#### [Task]
Check every line of the entries that follow, and copy the ones containing "name".

#### [Data for processing]
>> Begin
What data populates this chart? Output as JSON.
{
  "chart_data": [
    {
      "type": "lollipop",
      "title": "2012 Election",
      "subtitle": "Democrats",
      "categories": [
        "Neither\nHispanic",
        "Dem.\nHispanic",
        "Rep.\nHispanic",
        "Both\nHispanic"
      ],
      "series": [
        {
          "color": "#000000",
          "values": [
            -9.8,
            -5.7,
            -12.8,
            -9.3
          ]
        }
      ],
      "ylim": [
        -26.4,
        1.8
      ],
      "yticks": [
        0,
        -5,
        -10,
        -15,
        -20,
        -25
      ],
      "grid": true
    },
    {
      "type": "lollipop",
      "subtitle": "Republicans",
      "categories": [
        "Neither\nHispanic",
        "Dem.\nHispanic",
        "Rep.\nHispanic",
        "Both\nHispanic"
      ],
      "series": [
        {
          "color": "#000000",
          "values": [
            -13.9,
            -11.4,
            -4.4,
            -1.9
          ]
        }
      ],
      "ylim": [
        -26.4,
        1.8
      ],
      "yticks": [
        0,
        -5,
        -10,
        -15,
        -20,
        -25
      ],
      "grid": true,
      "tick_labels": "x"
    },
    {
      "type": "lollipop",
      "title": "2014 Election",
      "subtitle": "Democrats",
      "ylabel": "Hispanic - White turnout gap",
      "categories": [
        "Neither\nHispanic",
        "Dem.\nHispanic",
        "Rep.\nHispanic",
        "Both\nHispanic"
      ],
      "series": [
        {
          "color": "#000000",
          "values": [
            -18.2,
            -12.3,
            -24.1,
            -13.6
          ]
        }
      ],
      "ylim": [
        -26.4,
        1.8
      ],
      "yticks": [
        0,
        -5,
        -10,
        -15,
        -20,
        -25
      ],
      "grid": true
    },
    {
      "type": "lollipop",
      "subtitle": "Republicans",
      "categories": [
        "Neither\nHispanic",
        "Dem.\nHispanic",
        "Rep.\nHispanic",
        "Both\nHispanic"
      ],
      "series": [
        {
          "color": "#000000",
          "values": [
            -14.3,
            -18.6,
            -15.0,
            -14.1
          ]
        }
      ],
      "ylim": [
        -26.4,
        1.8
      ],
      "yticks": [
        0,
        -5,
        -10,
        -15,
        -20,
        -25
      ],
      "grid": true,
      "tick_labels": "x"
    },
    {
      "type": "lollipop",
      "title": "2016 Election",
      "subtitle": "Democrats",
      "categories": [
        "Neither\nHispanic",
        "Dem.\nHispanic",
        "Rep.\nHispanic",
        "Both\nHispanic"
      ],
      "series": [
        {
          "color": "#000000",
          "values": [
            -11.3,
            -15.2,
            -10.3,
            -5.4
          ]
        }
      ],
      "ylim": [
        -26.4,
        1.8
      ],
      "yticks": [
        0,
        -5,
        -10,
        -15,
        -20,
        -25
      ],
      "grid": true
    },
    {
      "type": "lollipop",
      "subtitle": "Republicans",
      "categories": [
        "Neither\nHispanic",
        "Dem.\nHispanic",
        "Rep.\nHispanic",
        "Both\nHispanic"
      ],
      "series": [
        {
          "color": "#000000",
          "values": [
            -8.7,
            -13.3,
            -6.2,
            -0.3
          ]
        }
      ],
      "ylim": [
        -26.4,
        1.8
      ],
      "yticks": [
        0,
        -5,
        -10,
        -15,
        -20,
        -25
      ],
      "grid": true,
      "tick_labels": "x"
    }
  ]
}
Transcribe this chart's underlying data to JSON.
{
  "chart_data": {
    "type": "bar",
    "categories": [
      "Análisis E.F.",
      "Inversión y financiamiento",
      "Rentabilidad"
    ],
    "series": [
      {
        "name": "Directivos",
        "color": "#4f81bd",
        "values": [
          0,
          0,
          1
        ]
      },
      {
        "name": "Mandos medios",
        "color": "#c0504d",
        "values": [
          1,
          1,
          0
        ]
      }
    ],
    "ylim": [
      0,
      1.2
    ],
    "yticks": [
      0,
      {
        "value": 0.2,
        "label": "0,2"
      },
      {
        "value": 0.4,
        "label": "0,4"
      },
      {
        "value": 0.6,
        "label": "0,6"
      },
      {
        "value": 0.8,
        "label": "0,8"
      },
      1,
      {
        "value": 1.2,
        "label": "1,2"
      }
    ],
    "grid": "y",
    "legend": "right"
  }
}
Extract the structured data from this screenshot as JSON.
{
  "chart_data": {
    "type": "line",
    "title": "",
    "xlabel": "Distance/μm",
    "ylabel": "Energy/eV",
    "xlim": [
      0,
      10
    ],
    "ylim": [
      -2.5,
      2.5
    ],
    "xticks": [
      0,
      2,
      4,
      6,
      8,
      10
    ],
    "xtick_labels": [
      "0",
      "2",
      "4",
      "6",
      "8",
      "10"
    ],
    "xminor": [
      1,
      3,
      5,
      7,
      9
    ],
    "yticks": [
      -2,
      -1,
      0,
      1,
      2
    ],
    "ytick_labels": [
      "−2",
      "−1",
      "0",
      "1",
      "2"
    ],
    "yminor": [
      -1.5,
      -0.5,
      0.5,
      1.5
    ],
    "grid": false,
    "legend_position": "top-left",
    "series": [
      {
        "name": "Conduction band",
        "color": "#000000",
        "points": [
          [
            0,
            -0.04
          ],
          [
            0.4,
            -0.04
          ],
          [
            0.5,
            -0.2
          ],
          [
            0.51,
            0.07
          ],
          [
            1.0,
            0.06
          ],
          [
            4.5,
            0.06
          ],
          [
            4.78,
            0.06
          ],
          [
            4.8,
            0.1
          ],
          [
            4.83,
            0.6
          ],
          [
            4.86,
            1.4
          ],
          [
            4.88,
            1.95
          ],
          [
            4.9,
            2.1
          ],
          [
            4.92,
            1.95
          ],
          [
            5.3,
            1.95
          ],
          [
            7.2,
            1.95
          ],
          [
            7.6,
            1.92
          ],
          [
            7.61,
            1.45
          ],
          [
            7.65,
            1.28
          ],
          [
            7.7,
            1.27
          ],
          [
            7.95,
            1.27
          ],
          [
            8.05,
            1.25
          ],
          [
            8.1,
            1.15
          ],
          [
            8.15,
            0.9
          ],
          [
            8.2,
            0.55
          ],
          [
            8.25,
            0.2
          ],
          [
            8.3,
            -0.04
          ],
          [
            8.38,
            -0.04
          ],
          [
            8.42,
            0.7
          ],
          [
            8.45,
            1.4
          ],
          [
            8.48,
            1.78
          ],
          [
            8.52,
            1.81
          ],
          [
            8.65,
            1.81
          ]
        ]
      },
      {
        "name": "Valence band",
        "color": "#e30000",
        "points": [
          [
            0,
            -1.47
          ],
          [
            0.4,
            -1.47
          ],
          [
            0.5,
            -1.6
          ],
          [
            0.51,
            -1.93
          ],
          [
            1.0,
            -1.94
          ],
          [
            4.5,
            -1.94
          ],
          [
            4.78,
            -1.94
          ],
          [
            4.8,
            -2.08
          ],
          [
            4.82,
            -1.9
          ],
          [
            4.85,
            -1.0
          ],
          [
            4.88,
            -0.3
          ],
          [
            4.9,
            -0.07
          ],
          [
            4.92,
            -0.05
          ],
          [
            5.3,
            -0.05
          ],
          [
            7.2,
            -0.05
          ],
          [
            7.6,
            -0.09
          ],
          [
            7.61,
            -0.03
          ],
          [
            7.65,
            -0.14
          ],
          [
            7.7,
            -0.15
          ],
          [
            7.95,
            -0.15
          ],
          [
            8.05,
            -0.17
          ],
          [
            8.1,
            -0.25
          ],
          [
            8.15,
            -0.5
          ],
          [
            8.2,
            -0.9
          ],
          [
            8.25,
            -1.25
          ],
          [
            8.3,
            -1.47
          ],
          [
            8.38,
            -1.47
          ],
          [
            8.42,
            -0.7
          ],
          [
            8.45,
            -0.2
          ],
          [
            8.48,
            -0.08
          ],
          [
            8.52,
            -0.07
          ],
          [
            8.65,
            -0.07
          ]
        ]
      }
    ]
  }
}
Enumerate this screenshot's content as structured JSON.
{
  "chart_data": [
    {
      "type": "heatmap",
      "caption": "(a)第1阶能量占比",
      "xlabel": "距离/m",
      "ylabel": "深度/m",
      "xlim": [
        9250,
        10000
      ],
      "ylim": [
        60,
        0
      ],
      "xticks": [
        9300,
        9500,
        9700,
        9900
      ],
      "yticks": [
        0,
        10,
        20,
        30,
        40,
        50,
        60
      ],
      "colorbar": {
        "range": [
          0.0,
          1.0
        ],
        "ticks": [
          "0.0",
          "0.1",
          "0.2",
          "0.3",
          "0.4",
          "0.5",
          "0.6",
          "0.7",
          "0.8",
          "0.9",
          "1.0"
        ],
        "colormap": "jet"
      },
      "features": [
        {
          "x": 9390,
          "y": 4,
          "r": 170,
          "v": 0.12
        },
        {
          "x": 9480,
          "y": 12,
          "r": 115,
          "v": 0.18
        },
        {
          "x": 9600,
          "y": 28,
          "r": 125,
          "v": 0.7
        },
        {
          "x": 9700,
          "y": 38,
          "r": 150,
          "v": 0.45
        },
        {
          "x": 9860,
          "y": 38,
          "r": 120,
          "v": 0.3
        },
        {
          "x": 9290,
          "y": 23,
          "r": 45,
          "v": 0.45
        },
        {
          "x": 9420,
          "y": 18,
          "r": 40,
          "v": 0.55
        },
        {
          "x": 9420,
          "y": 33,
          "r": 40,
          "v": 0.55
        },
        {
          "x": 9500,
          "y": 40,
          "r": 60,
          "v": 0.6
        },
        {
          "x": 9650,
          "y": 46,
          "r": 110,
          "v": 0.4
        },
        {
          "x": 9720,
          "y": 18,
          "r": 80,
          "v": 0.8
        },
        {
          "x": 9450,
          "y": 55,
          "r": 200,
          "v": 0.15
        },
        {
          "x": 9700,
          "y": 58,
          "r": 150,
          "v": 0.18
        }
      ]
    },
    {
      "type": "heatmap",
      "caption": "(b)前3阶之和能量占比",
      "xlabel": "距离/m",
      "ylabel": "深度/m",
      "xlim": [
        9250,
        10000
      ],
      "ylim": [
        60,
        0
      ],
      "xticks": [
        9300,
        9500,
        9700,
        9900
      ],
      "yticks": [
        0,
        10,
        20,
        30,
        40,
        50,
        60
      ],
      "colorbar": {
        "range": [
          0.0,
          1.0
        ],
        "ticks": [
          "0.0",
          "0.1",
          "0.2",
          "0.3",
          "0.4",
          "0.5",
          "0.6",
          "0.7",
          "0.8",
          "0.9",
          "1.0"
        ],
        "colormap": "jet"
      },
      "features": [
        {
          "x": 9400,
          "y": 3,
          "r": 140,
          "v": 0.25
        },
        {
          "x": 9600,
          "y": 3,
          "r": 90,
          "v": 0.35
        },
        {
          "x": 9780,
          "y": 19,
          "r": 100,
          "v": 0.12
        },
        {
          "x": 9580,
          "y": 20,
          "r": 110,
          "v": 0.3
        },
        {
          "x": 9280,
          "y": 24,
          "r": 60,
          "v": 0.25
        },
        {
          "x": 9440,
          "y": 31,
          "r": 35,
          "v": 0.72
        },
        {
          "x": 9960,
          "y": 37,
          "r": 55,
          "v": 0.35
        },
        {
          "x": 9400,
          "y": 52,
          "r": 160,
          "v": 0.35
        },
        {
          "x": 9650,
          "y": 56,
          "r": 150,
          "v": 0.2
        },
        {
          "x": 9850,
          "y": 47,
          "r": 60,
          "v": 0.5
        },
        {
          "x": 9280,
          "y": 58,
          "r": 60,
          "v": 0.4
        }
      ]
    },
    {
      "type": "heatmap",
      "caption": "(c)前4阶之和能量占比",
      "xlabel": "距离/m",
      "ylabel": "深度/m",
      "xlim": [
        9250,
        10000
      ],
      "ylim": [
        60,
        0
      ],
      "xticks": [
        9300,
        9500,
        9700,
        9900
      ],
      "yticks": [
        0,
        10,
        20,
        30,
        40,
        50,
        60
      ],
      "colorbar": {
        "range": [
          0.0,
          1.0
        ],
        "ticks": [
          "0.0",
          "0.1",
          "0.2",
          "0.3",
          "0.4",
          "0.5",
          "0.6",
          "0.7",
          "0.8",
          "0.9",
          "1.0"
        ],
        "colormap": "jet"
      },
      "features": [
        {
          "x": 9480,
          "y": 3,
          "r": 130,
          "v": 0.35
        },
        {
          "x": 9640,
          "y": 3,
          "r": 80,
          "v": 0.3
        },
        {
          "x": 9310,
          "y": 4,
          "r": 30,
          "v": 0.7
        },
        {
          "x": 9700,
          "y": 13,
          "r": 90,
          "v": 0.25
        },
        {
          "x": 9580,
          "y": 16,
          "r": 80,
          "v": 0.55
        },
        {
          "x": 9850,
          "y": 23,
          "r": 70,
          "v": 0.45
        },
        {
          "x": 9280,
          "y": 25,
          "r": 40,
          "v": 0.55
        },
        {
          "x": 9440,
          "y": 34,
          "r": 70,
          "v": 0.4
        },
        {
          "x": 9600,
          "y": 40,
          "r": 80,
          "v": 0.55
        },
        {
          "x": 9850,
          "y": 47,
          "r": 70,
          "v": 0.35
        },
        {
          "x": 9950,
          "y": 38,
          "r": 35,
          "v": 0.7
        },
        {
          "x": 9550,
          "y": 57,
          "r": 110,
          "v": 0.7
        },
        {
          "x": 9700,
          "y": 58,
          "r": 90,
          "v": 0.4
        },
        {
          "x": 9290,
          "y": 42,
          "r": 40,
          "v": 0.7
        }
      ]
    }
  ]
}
>> End
#### [Solution for this problem]
        "name": "Directivos",
        "name": "Mandos medios",
        "name": "Conduction band",
        "name": "Valence band",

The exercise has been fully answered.